▶ Direction:
Return the whole listing exactly as it stands.

[Dataset items]
══════════════════════════════
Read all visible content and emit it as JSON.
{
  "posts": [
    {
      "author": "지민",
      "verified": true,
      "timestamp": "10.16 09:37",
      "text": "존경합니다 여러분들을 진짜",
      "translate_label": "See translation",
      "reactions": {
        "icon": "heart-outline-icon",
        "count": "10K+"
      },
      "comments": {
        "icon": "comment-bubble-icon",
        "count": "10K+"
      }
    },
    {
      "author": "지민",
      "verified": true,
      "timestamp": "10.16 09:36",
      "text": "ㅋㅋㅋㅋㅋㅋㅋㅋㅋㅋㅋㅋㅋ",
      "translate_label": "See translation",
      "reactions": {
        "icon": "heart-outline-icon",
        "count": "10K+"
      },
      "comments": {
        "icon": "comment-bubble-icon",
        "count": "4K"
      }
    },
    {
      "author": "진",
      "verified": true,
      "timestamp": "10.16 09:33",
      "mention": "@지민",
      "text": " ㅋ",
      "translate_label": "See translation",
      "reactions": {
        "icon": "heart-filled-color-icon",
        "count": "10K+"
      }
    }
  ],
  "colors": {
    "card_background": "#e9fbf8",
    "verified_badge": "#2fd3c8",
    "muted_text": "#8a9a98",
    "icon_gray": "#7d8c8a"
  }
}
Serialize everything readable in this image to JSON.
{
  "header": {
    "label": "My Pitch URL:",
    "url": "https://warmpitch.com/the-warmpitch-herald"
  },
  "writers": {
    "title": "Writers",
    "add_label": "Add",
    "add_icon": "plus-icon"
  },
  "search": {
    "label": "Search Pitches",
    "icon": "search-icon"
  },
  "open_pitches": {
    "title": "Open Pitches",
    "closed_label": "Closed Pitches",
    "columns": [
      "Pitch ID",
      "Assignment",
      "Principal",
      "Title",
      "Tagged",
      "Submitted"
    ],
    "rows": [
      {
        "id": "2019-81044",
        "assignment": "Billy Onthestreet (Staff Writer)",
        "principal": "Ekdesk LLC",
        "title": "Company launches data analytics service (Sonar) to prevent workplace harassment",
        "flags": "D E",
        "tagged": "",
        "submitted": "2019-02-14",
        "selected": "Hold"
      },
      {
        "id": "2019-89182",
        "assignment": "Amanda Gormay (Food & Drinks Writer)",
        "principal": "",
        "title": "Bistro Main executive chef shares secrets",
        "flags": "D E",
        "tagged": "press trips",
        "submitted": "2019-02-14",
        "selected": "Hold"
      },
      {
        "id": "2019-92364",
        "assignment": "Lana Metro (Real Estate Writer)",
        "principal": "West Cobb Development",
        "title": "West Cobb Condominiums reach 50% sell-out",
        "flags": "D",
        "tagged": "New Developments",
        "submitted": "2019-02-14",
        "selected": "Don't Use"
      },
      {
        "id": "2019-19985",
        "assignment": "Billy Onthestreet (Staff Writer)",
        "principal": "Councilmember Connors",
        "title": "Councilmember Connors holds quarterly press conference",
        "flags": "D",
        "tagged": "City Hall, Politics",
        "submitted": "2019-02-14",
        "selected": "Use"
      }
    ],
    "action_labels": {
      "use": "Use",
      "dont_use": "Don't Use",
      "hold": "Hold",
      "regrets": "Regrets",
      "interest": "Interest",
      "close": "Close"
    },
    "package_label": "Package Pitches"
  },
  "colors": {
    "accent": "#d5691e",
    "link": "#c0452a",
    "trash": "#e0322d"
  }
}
══════════════════════════════
▶ The reply:
Read all visible content and emit it as JSON.
{
  "posts": [
    {
      "author": "지민",
      "verified": true,
      "timestamp": "10.16 09:37",
      "text": "존경합니다 여러분들을 진짜",
      "translate_label": "See translation",
      "reactions": {
        "icon": "heart-outline-icon",
        "count": "10K+"
      },
      "comments": {
        "icon": "comment-bubble-icon",
        "count": "10K+"
      }
    },
    {
      "author": "지민",
      "verified": true,
      "timestamp": "10.16 09:36",
      "text": "ㅋㅋㅋㅋㅋㅋㅋㅋㅋㅋㅋㅋㅋ",
      "translate_label": "See translation",
      "reactions": {
        "icon": "heart-outline-icon",
        "count": "10K+"
      },
      "comments": {
        "icon": "comment-bubble-icon",
        "count": "4K"
      }
    },
    {
      "author": "진",
      "verified": true,
      "timestamp": "10.16 09:33",
      "mention": "@지민",
      "text": " ㅋ",
      "translate_label": "See translation",
      "reactions": {
        "icon": "heart-filled-color-icon",
        "count": "10K+"
      }
    }
  ],
  "colors": {
    "card_background": "#e9fbf8",
    "verified_badge": "#2fd3c8",
    "muted_text": "#8a9a98",
    "icon_gray": "#7d8c8a"
  }
}
Serialize everything readable in this image to JSON.
{
  "header": {
    "label": "My Pitch URL:",
    "url": "https://warmpitch.com/the-warmpitch-herald"
  },
  "writers": {
    "title": "Writers",
    "add_label": "Add",
    "add_icon": "plus-icon"
  },
  "search": {
    "label": "Search Pitches",
    "icon": "search-icon"
  },
  "open_pitches": {
    "title": "Open Pitches",
    "closed_label": "Closed Pitches",
    "columns": [
      "Pitch ID",
      "Assignment",
      "Principal",
      "Title",
      "Tagged",
      "Submitted"
    ],
    "rows": [
      {
        "id": "2019-81044",
        "assignment": "Billy Onthestreet (Staff Writer)",
        "principal": "Ekdesk LLC",
        "title": "Company launches data analytics service (Sonar) to prevent workplace harassment",
        "flags": "D E",
        "tagged": "",
        "submitted": "2019-02-14",
        "selected": "Hold"
      },
      {
        "id": "2019-89182",
        "assignment": "Amanda Gormay (Food & Drinks Writer)",
        "principal": "",
        "title": "Bistro Main executive chef shares secrets",
        "flags": "D E",
        "tagged": "press trips",
        "submitted": "2019-02-14",
        "selected": "Hold"
      },
      {
        "id": "2019-92364",
        "assignment": "Lana Metro (Real Estate Writer)",
        "principal": "West Cobb Development",
        "title": "West Cobb Condominiums reach 50% sell-out",
        "flags": "D",
        "tagged": "New Developments",
        "submitted": "2019-02-14",
        "selected": "Don't Use"
      },
      {
        "id": "2019-19985",
        "assignment": "Billy Onthestreet (Staff Writer)",
        "principal": "Councilmember Connors",
        "title": "Councilmember Connors holds quarterly press conference",
        "flags": "D",
        "tagged": "City Hall, Politics",
        "submitted": "2019-02-14",
        "selected": "Use"
      }
    ],
    "action_labels": {
      "use": "Use",
      "dont_use": "Don't Use",
      "hold": "Hold",
      "regrets": "Regrets",
      "interest": "Interest",
      "close": "Close"
    },
    "package_label": "Package Pitches"
  },
  "colors": {
    "accent": "#d5691e",
    "link": "#c0452a",
    "trash": "#e0322d"
  }
}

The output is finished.